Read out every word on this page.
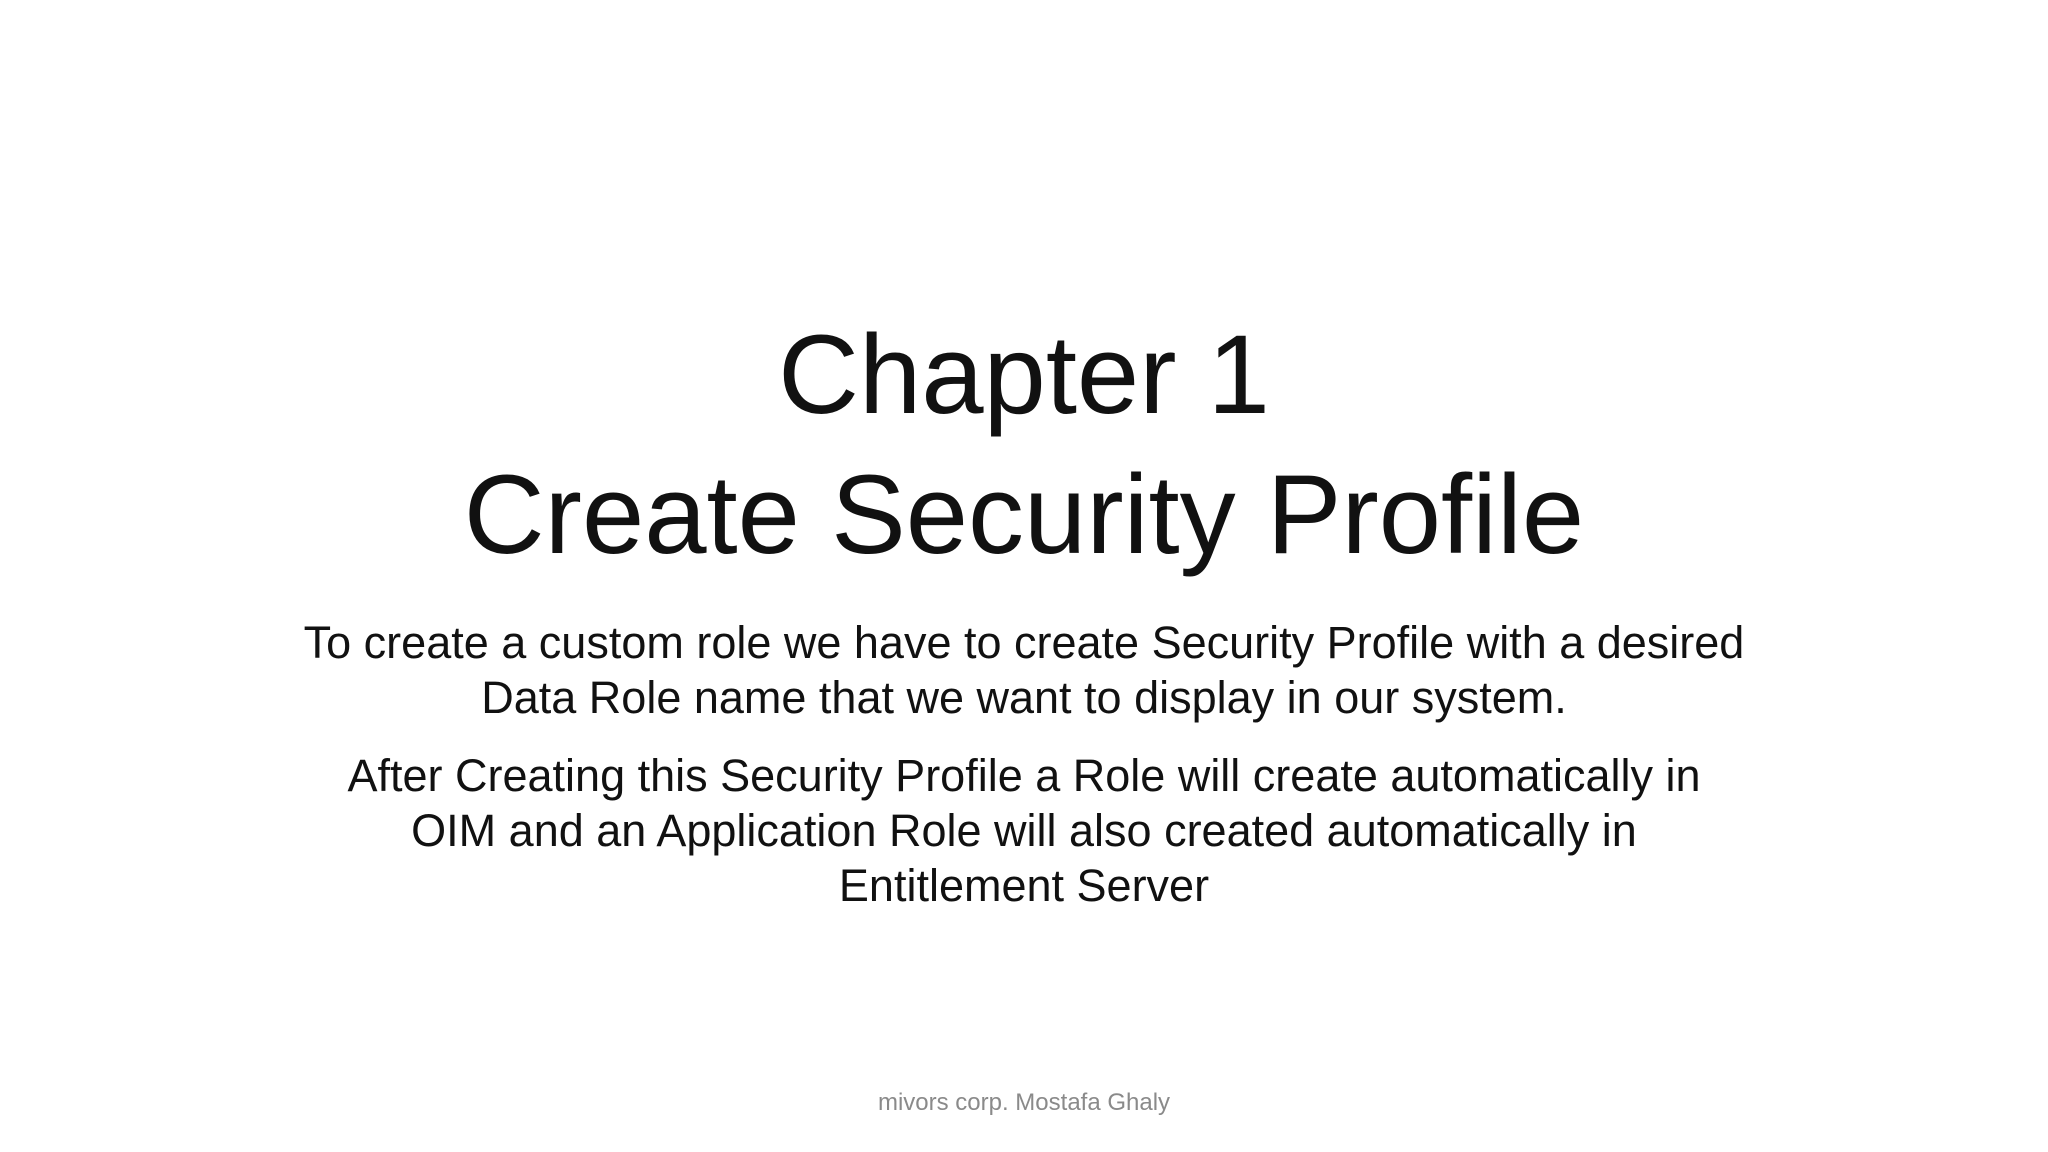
Chapter 1
Create Security Profile
To create a custom role we have to create Security Profile with a desired
Data Role name that we want to display in our system.
After Creating this Security Profile a Role will create automatically in
OIM and an Application Role will also created automatically in
Entitlement Server
mivors corp. Mostafa Ghaly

- REQUIRED WORK
Copy the whole listing above word for word but do not carry over the pictures.

- WRITTEN ANSWER
Read out every word on this page.
Chapter 1
Create Security Profile
To create a custom role we have to create Security Profile with a desired
Data Role name that we want to display in our system.
After Creating this Security Profile a Role will create automatically in
OIM and an Application Role will also created automatically in
Entitlement Server
mivors corp. Mostafa Ghaly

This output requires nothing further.